* start Data excerpts *
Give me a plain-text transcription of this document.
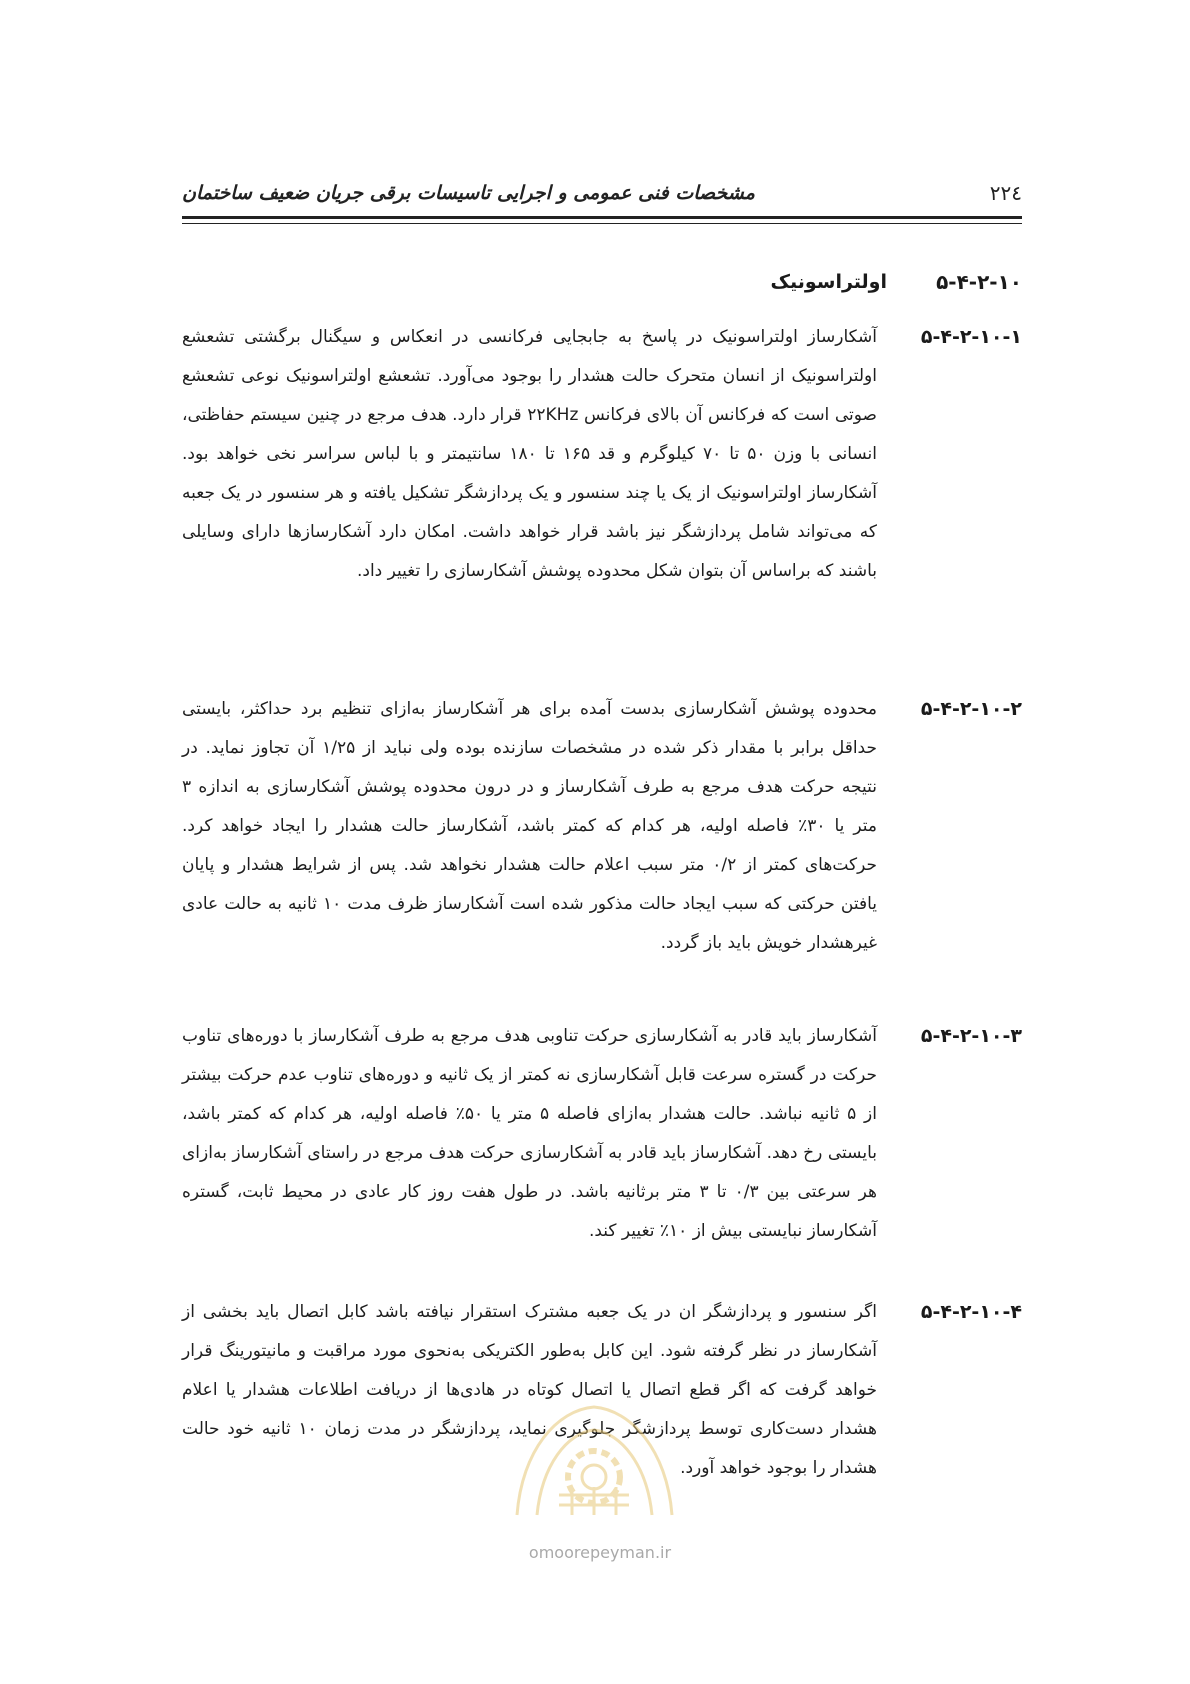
مشخصات فنی عمومی و اجرایی تاسیسات برقی جریان ضعیف ساختمان	۲۲٤
۵-۴-۲-۱۰
اولتراسونیک
۵-۴-۲-۱۰-۱
آشکارساز اولتراسونیک در پاسخ به جابجایی فرکانسی در انعکاس و سیگنال برگشتی تشعشع اولتراسونیک از انسان متحرک حالت هشدار را بوجود می‌آورد. تشعشع اولتراسونیک نوعی تشعشع صوتی است که فرکانس آن بالای فرکانس ۲۲KHz قرار دارد. هدف مرجع در چنین سیستم حفاظتی، انسانی با وزن ۵۰ تا ۷۰ کیلوگرم و قد ۱۶۵ تا ۱۸۰ سانتیمتر و با لباس سراسر نخی خواهد بود. آشکارساز اولتراسونیک از یک یا چند سنسور و یک پردازشگر تشکیل یافته و هر سنسور در یک جعبه که می‌تواند شامل پردازشگر نیز باشد قرار خواهد داشت. امکان دارد آشکارسازها دارای وسایلی باشند که براساس آن بتوان شکل محدوده پوشش آشکارسازی را تغییر داد.
۵-۴-۲-۱۰-۲
محدوده پوشش آشکارسازی بدست آمده برای هر آشکارساز به‌ازای تنظیم برد حداکثر، بایستی حداقل برابر با مقدار ذکر شده در مشخصات سازنده بوده ولی نباید از ۱/۲۵ آن تجاوز نماید. در نتیجه حرکت هدف مرجع به طرف آشکارساز و در درون محدوده پوشش آشکارسازی به اندازه ۳ متر یا ۳۰٪ فاصله اولیه، هر کدام که کمتر باشد، آشکارساز حالت هشدار را ایجاد خواهد کرد. حرکت‌های کمتر از ۰/۲ متر سبب اعلام حالت هشدار نخواهد شد. پس از شرایط هشدار و پایان یافتن حرکتی که سبب ایجاد حالت مذکور شده است آشکارساز ظرف مدت ۱۰ ثانیه به حالت عادی غیرهشدار خویش باید باز گردد.
۵-۴-۲-۱۰-۳
آشکارساز باید قادر به آشکارسازی حرکت تناوبی هدف مرجع به طرف آشکارساز با دوره‌های تناوب حرکت در گستره سرعت قابل آشکارسازی نه کمتر از یک ثانیه و دوره‌های تناوب عدم حرکت بیشتر از ۵ ثانیه نباشد. حالت هشدار به‌ازای فاصله ۵ متر یا ۵۰٪ فاصله اولیه، هر کدام که کمتر باشد، بایستی رخ دهد. آشکارساز باید قادر به آشکارسازی حرکت هدف مرجع در راستای آشکارساز به‌ازای هر سرعتی بین ۰/۳ تا ۳ متر برثانیه باشد. در طول هفت روز کار عادی در محیط ثابت، گستره آشکارساز نبایستی بیش از ۱۰٪ تغییر کند.
۵-۴-۲-۱۰-۴
اگر سنسور و پردازشگر ان در یک جعبه مشترک استقرار نیافته باشد کابل اتصال باید بخشی از آشکارساز در نظر گرفته شود. این کابل به‌طور الکتریکی به‌نحوی مورد مراقبت و مانیتورینگ قرار خواهد گرفت که اگر قطع اتصال یا اتصال کوتاه در هادی‌ها از دریافت اطلاعات هشدار یا اعلام هشدار دست‌کاری توسط پردازشگر جلوگیری نماید، پردازشگر در مدت زمان ۱۰ ثانیه خود حالت هشدار را بوجود خواهد آورد.
omoorepeyman.ir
* end Data excerpts *
[What is needed]
Write out every line above exactly as it is, leaving out the pictures.

[Solution to the problem]
Give me a plain-text transcription of this document.
مشخصات فنی عمومی و اجرایی تاسیسات برقی جریان ضعیف ساختمان	۲۲٤
۵-۴-۲-۱۰
اولتراسونیک
۵-۴-۲-۱۰-۱
آشکارساز اولتراسونیک در پاسخ به جابجایی فرکانسی در انعکاس و سیگنال برگشتی تشعشع اولتراسونیک از انسان متحرک حالت هشدار را بوجود می‌آورد. تشعشع اولتراسونیک نوعی تشعشع صوتی است که فرکانس آن بالای فرکانس ۲۲KHz قرار دارد. هدف مرجع در چنین سیستم حفاظتی، انسانی با وزن ۵۰ تا ۷۰ کیلوگرم و قد ۱۶۵ تا ۱۸۰ سانتیمتر و با لباس سراسر نخی خواهد بود. آشکارساز اولتراسونیک از یک یا چند سنسور و یک پردازشگر تشکیل یافته و هر سنسور در یک جعبه که می‌تواند شامل پردازشگر نیز باشد قرار خواهد داشت. امکان دارد آشکارسازها دارای وسایلی باشند که براساس آن بتوان شکل محدوده پوشش آشکارسازی را تغییر داد.
۵-۴-۲-۱۰-۲
محدوده پوشش آشکارسازی بدست آمده برای هر آشکارساز به‌ازای تنظیم برد حداکثر، بایستی حداقل برابر با مقدار ذکر شده در مشخصات سازنده بوده ولی نباید از ۱/۲۵ آن تجاوز نماید. در نتیجه حرکت هدف مرجع به طرف آشکارساز و در درون محدوده پوشش آشکارسازی به اندازه ۳ متر یا ۳۰٪ فاصله اولیه، هر کدام که کمتر باشد، آشکارساز حالت هشدار را ایجاد خواهد کرد. حرکت‌های کمتر از ۰/۲ متر سبب اعلام حالت هشدار نخواهد شد. پس از شرایط هشدار و پایان یافتن حرکتی که سبب ایجاد حالت مذکور شده است آشکارساز ظرف مدت ۱۰ ثانیه به حالت عادی غیرهشدار خویش باید باز گردد.
۵-۴-۲-۱۰-۳
آشکارساز باید قادر به آشکارسازی حرکت تناوبی هدف مرجع به طرف آشکارساز با دوره‌های تناوب حرکت در گستره سرعت قابل آشکارسازی نه کمتر از یک ثانیه و دوره‌های تناوب عدم حرکت بیشتر از ۵ ثانیه نباشد. حالت هشدار به‌ازای فاصله ۵ متر یا ۵۰٪ فاصله اولیه، هر کدام که کمتر باشد، بایستی رخ دهد. آشکارساز باید قادر به آشکارسازی حرکت هدف مرجع در راستای آشکارساز به‌ازای هر سرعتی بین ۰/۳ تا ۳ متر برثانیه باشد. در طول هفت روز کار عادی در محیط ثابت، گستره آشکارساز نبایستی بیش از ۱۰٪ تغییر کند.
۵-۴-۲-۱۰-۴
اگر سنسور و پردازشگر ان در یک جعبه مشترک استقرار نیافته باشد کابل اتصال باید بخشی از آشکارساز در نظر گرفته شود. این کابل به‌طور الکتریکی به‌نحوی مورد مراقبت و مانیتورینگ قرار خواهد گرفت که اگر قطع اتصال یا اتصال کوتاه در هادی‌ها از دریافت اطلاعات هشدار یا اعلام هشدار دست‌کاری توسط پردازشگر جلوگیری نماید، پردازشگر در مدت زمان ۱۰ ثانیه خود حالت هشدار را بوجود خواهد آورد.
omoorepeyman.ir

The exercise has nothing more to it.